INSTRUCTION
All lines in the data bearing the string "царь" should be identified and copied.

MATERIAL PROVIDED

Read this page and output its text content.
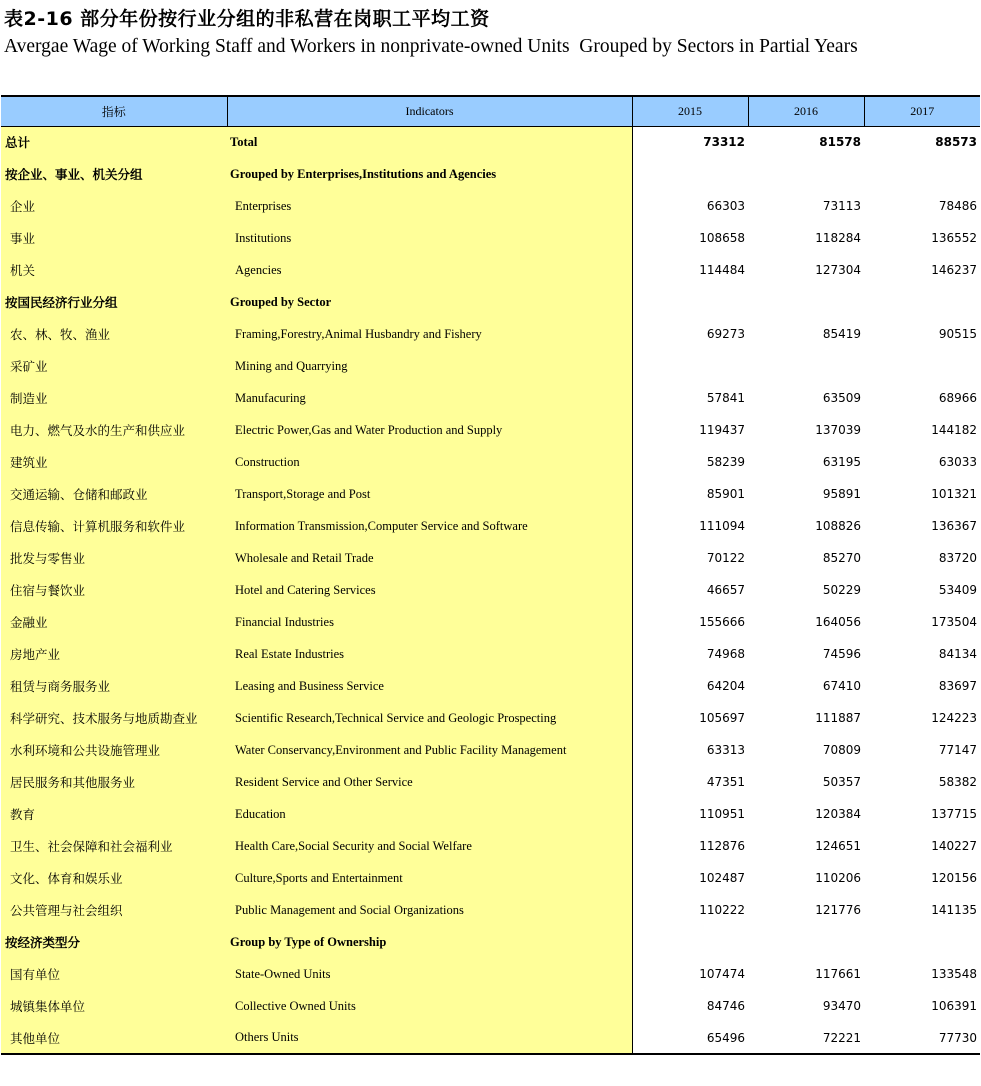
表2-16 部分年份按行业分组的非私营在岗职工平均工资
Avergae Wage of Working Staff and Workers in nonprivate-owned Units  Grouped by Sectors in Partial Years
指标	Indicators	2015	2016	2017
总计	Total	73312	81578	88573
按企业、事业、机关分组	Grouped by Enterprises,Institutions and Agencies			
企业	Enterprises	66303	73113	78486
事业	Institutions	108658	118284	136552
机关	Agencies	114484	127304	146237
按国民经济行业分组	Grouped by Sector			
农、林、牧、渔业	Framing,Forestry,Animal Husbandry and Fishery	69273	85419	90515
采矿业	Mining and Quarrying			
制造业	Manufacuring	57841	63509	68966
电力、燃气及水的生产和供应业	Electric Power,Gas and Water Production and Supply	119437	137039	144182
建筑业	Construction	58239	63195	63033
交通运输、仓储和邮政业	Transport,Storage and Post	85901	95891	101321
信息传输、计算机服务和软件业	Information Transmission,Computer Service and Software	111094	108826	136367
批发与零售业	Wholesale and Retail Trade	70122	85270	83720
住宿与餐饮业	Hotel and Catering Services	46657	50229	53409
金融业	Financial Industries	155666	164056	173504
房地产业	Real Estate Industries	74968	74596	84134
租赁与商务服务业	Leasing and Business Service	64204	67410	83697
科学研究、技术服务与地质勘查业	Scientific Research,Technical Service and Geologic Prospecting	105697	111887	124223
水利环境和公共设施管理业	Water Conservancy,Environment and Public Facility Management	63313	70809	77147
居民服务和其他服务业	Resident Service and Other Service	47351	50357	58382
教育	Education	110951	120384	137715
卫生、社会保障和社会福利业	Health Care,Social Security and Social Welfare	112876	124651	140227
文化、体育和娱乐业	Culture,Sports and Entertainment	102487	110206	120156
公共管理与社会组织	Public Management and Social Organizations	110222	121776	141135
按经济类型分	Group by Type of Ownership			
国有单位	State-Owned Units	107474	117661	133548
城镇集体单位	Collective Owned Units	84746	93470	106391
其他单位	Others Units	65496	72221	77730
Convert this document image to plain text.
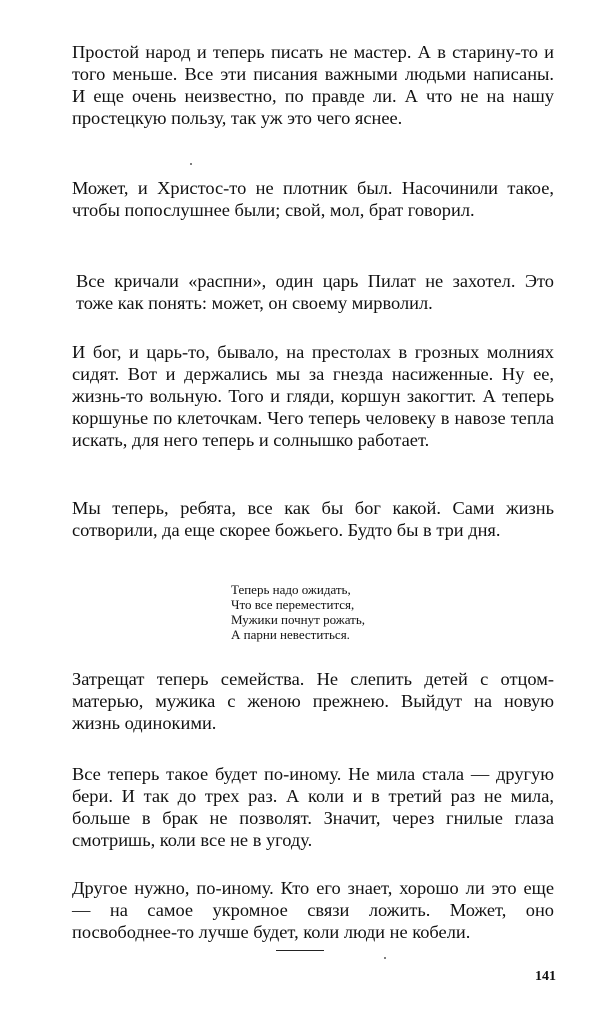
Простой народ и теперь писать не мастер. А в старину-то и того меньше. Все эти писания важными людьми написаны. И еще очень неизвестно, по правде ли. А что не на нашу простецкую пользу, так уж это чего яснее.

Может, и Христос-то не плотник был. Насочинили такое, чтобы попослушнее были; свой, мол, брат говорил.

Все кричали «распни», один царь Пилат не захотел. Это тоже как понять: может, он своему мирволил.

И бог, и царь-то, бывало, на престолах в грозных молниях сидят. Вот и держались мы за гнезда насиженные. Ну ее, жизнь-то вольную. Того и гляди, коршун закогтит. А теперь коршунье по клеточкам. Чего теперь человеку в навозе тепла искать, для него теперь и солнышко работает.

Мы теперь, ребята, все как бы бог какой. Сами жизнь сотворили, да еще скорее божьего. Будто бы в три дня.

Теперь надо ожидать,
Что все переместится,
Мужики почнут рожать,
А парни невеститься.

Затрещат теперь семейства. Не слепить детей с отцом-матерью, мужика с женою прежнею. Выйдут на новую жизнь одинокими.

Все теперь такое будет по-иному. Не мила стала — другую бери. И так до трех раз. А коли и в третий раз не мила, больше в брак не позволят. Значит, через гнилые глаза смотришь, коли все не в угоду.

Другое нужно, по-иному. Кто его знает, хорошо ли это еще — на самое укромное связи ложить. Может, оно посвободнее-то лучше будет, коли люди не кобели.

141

SOLUTION BELOW
Все кричали «распни», один царь Пилат не захотел. Это тоже как понять: может, он своему мирволил.
И бог, и царь-то, бывало, на престолах в грозных молниях сидят. Вот и держались мы за гнезда насиженные. Ну ее, жизнь-то вольную. Того и гляди, коршун закогтит. А теперь коршунье по клеточкам. Чего теперь человеку в навозе тепла искать, для него теперь и солнышко работает.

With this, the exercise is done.